§ Data excerpts

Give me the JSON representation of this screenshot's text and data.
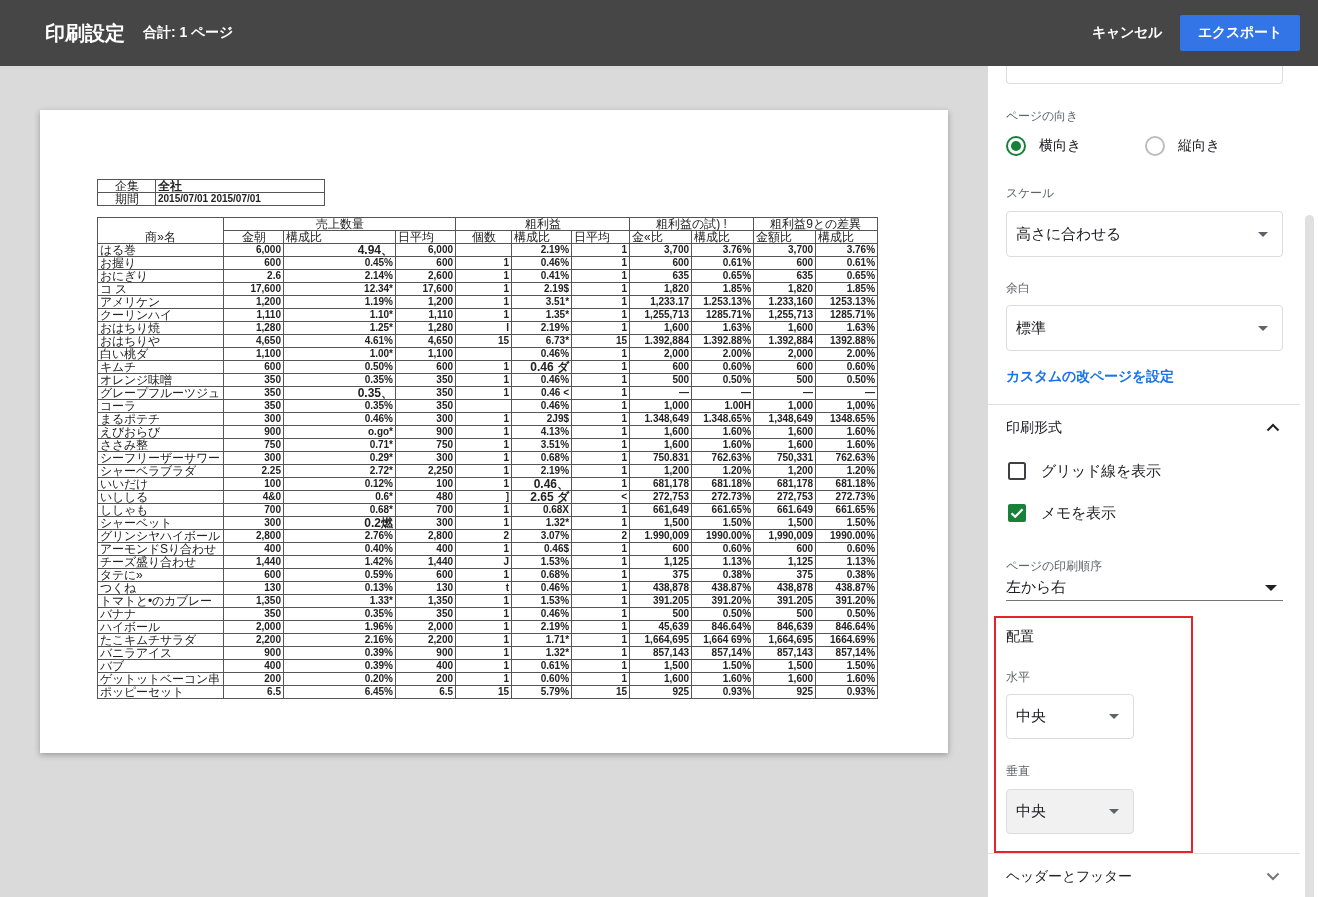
{
  "header": {
    "title": "印刷設定",
    "total": "合計: 1 ページ",
    "cancel": "キャンセル",
    "export": "エクスポート"
  },
  "preview": {
    "info": [
      {
        "label": "企集",
        "value": "全社"
      },
      {
        "label": "期間",
        "value": "2015/07/01 2015/07/01"
      }
    ],
    "table": {
      "name_header": "商»名",
      "groups": [
        {
          "label": "売上数量",
          "columns": [
            "金朝",
            "構成比",
            "日平均"
          ]
        },
        {
          "label": "粗利益",
          "columns": [
            "個数",
            "構成比",
            "日平均"
          ]
        },
        {
          "label": "粗利益の試) !",
          "columns": [
            "金«比",
            "構成比"
          ]
        },
        {
          "label": "粗利益9との差異",
          "columns": [
            "金額比",
            "構成比"
          ]
        }
      ],
      "rows": [
        {
          "name": "はる巻",
          "cells": [
            "6,000",
            "4.94、",
            "6,000",
            null,
            "2.19%",
            "1",
            "3,700",
            "3.76%",
            "3,700",
            "3.76%"
          ]
        },
        {
          "name": "お握り",
          "cells": [
            "600",
            "0.45%",
            "600",
            "1",
            "0.46%",
            "1",
            "600",
            "0.61%",
            "600",
            "0.61%"
          ]
        },
        {
          "name": "おにぎり",
          "cells": [
            "2.6",
            "2.14%",
            "2,600",
            "1",
            "0.41%",
            "1",
            "635",
            "0.65%",
            "635",
            "0.65%"
          ]
        },
        {
          "name": "コ ス",
          "cells": [
            "17,600",
            "12.34*",
            "17,600",
            "1",
            "2.19$",
            "1",
            "1,820",
            "1.85%",
            "1,820",
            "1.85%"
          ]
        },
        {
          "name": "アメリケン",
          "cells": [
            "1,200",
            "1.19%",
            "1,200",
            "1",
            "3.51*",
            "1",
            "1,233.17",
            "1.253.13%",
            "1.233,160",
            "1253.13%"
          ]
        },
        {
          "name": "クーリンハイ",
          "cells": [
            "1,110",
            "1.10*",
            "1,110",
            "1",
            "1.35*",
            "1",
            "1,255,713",
            "1285.71%",
            "1,255,713",
            "1285.71%"
          ]
        },
        {
          "name": "おはちり焼",
          "cells": [
            "1,280",
            "1.25*",
            "1,280",
            "I",
            "2.19%",
            "1",
            "1,600",
            "1.63%",
            "1,600",
            "1.63%"
          ]
        },
        {
          "name": "おはちりや",
          "cells": [
            "4,650",
            "4.61%",
            "4,650",
            "15",
            "6.73*",
            "15",
            "1.392,884",
            "1.392.88%",
            "1.392,884",
            "1392.88%"
          ]
        },
        {
          "name": "白い桃ダ",
          "cells": [
            "1,100",
            "1.00*",
            "1,100",
            null,
            "0.46%",
            "1",
            "2,000",
            "2.00%",
            "2,000",
            "2.00%"
          ]
        },
        {
          "name": "キムチ",
          "cells": [
            "600",
            "0.50%",
            "600",
            "1",
            "0.46 ダ",
            "1",
            "600",
            "0.60%",
            "600",
            "0.60%"
          ]
        },
        {
          "name": "オレンジ味噌",
          "cells": [
            "350",
            "0.35%",
            "350",
            "1",
            "0.46%",
            "1",
            "500",
            "0.50%",
            "500",
            "0.50%"
          ]
        },
        {
          "name": "グレープフルーツジュ",
          "cells": [
            "350",
            "0.35、",
            "350",
            "1",
            "0.46 <",
            "1",
            "—",
            "—",
            "—",
            "—"
          ]
        },
        {
          "name": "コーラ",
          "cells": [
            "350",
            "0.35%",
            "350",
            null,
            "0.46%",
            "1",
            "1,000",
            "1.00H",
            "1,000",
            "1,00%"
          ]
        },
        {
          "name": "まるポテチ",
          "cells": [
            "300",
            "0.46%",
            "300",
            "1",
            "2J9$",
            "1",
            "1.348,649",
            "1.348.65%",
            "1,348,649",
            "1348.65%"
          ]
        },
        {
          "name": "えびおらび",
          "cells": [
            "900",
            "o.go*",
            "900",
            "1",
            "4.13%",
            "1",
            "1,600",
            "1.60%",
            "1,600",
            "1.60%"
          ]
        },
        {
          "name": "ささみ整",
          "cells": [
            "750",
            "0.71*",
            "750",
            "1",
            "3.51%",
            "1",
            "1,600",
            "1.60%",
            "1,600",
            "1.60%"
          ]
        },
        {
          "name": "シーフリーザーサワー",
          "cells": [
            "300",
            "0.29*",
            "300",
            "1",
            "0.68%",
            "1",
            "750.831",
            "762.63%",
            "750,331",
            "762.63%"
          ]
        },
        {
          "name": "シャーベラブラダ",
          "cells": [
            "2.25",
            "2.72*",
            "2,250",
            "1",
            "2.19%",
            "1",
            "1,200",
            "1.20%",
            "1,200",
            "1.20%"
          ]
        },
        {
          "name": "いいだけ",
          "cells": [
            "100",
            "0.12%",
            "100",
            "1",
            "0.46、",
            "1",
            "681,178",
            "681.18%",
            "681,178",
            "681.18%"
          ]
        },
        {
          "name": "いししる",
          "cells": [
            "4&0",
            "0.6*",
            "480",
            "]",
            "2.65 ダ",
            "<",
            "272,753",
            "272.73%",
            "272,753",
            "272.73%"
          ]
        },
        {
          "name": "ししゃも",
          "cells": [
            "700",
            "0.68*",
            "700",
            "1",
            "0.68X",
            "1",
            "661,649",
            "661.65%",
            "661.649",
            "661.65%"
          ]
        },
        {
          "name": "シャーベット",
          "cells": [
            "300",
            "0.2燃",
            "300",
            "1",
            "1.32*",
            "1",
            "1,500",
            "1.50%",
            "1,500",
            "1.50%"
          ]
        },
        {
          "name": "グリンシヤハイボール",
          "cells": [
            "2,800",
            "2.76%",
            "2,800",
            "2",
            "3.07%",
            "2",
            "1.990,009",
            "1990.00%",
            "1,990,009",
            "1990.00%"
          ]
        },
        {
          "name": "アーモンドSり合わせ",
          "cells": [
            "400",
            "0.40%",
            "400",
            "1",
            "0.46$",
            "1",
            "600",
            "0.60%",
            "600",
            "0.60%"
          ]
        },
        {
          "name": "チーズ盛り合わせ",
          "cells": [
            "1,440",
            "1.42%",
            "1,440",
            "J",
            "1.53%",
            "1",
            "1,125",
            "1.13%",
            "1,125",
            "1.13%"
          ]
        },
        {
          "name": "タテに»",
          "cells": [
            "600",
            "0.59%",
            "600",
            "1",
            "0.68%",
            "1",
            "375",
            "0.38%",
            "375",
            "0.38%"
          ]
        },
        {
          "name": "つくね",
          "cells": [
            "130",
            "0.13%",
            "130",
            "t",
            "0.46%",
            "1",
            "438,878",
            "438.87%",
            "438,878",
            "438.87%"
          ]
        },
        {
          "name": "トマトと•のカブレー",
          "cells": [
            "1,350",
            "1.33*",
            "1,350",
            "1",
            "1.53%",
            "1",
            "391.205",
            "391.20%",
            "391.205",
            "391.20%"
          ]
        },
        {
          "name": "バナナ",
          "cells": [
            "350",
            "0.35%",
            "350",
            "1",
            "0.46%",
            "1",
            "500",
            "0.50%",
            "500",
            "0.50%"
          ]
        },
        {
          "name": "ハイボール",
          "cells": [
            "2,000",
            "1.96%",
            "2,000",
            "1",
            "2.19%",
            "1",
            "45,639",
            "846.64%",
            "846,639",
            "846.64%"
          ]
        },
        {
          "name": "たこキムチサラダ",
          "cells": [
            "2,200",
            "2.16%",
            "2,200",
            "1",
            "1.71*",
            "1",
            "1,664,695",
            "1,664 69%",
            "1,664,695",
            "1664.69%"
          ]
        },
        {
          "name": "バニラアイス",
          "cells": [
            "900",
            "0.39%",
            "900",
            "1",
            "1.32*",
            "1",
            "857,143",
            "857,14%",
            "857,143",
            "857,14%"
          ]
        },
        {
          "name": "バブ",
          "cells": [
            "400",
            "0.39%",
            "400",
            "1",
            "0.61%",
            "1",
            "1,500",
            "1.50%",
            "1,500",
            "1.50%"
          ]
        },
        {
          "name": "ゲットットベーコン串",
          "cells": [
            "200",
            "0.20%",
            "200",
            "1",
            "0.60%",
            "1",
            "1,600",
            "1.60%",
            "1,600",
            "1.60%"
          ]
        },
        {
          "name": "ポッピーセット",
          "cells": [
            "6.5",
            "6.45%",
            "6.5",
            "15",
            "5.79%",
            "15",
            "925",
            "0.93%",
            "925",
            "0.93%"
          ]
        }
      ]
    }
  },
  "settings": {
    "orientation": {
      "label": "ページの向き",
      "options": [
        {
          "label": "横向き",
          "selected": true
        },
        {
          "label": "縦向き",
          "selected": false
        }
      ]
    },
    "scale": {
      "label": "スケール",
      "value": "高さに合わせる"
    },
    "margins": {
      "label": "余白",
      "value": "標準"
    },
    "custom_breaks_link": "カスタムの改ページを設定",
    "format": {
      "title": "印刷形式",
      "expanded": true,
      "checkboxes": [
        {
          "label": "グリッド線を表示",
          "checked": false
        },
        {
          "label": "メモを表示",
          "checked": true
        }
      ],
      "page_order": {
        "label": "ページの印刷順序",
        "value": "左から右"
      }
    },
    "alignment": {
      "title": "配置",
      "highlighted": true,
      "horizontal": {
        "label": "水平",
        "value": "中央",
        "hovered": false
      },
      "vertical": {
        "label": "垂直",
        "value": "中央",
        "hovered": true
      }
    },
    "header_footer": {
      "title": "ヘッダーとフッター",
      "expanded": false
    }
  }
}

§ Aim of the task
Work through the records line by line and tally those with the word "title". Report only the total.

§ Task response
4